**Instruction:**
For each line below that includes the word "name", make a copy.
— START OF Provided entries —
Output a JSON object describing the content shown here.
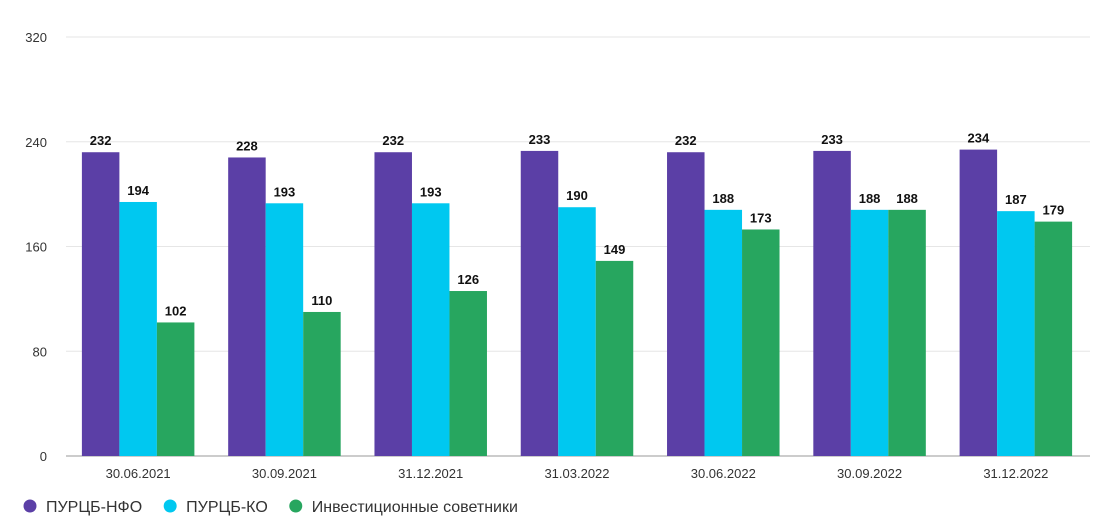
{
  "chart_data": {
    "type": "bar",
    "categories": [
      "30.06.2021",
      "30.09.2021",
      "31.12.2021",
      "31.03.2022",
      "30.06.2022",
      "30.09.2022",
      "31.12.2022"
    ],
    "series": [
      {
        "name": "ПУРЦБ-НФО",
        "color": "#5b3fa6",
        "values": [
          232,
          228,
          232,
          233,
          232,
          233,
          234
        ]
      },
      {
        "name": "ПУРЦБ-КО",
        "color": "#00c8f0",
        "values": [
          194,
          193,
          193,
          190,
          188,
          188,
          187
        ]
      },
      {
        "name": "Инвестиционные советники",
        "color": "#27a65f",
        "values": [
          102,
          110,
          126,
          149,
          173,
          188,
          179
        ]
      }
    ],
    "yticks": [
      0,
      80,
      160,
      240,
      320
    ],
    "ylim": [
      0,
      320
    ],
    "grid": true,
    "legend_position": "bottom-left",
    "data_labels": true,
    "title": "",
    "xlabel": "",
    "ylabel": ""
  }
}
— END OF Provided entries —
**Result for this exercise:**
        "name": "ПУРЦБ-НФО",
        "name": "ПУРЦБ-КО",
        "name": "Инвестиционные советники",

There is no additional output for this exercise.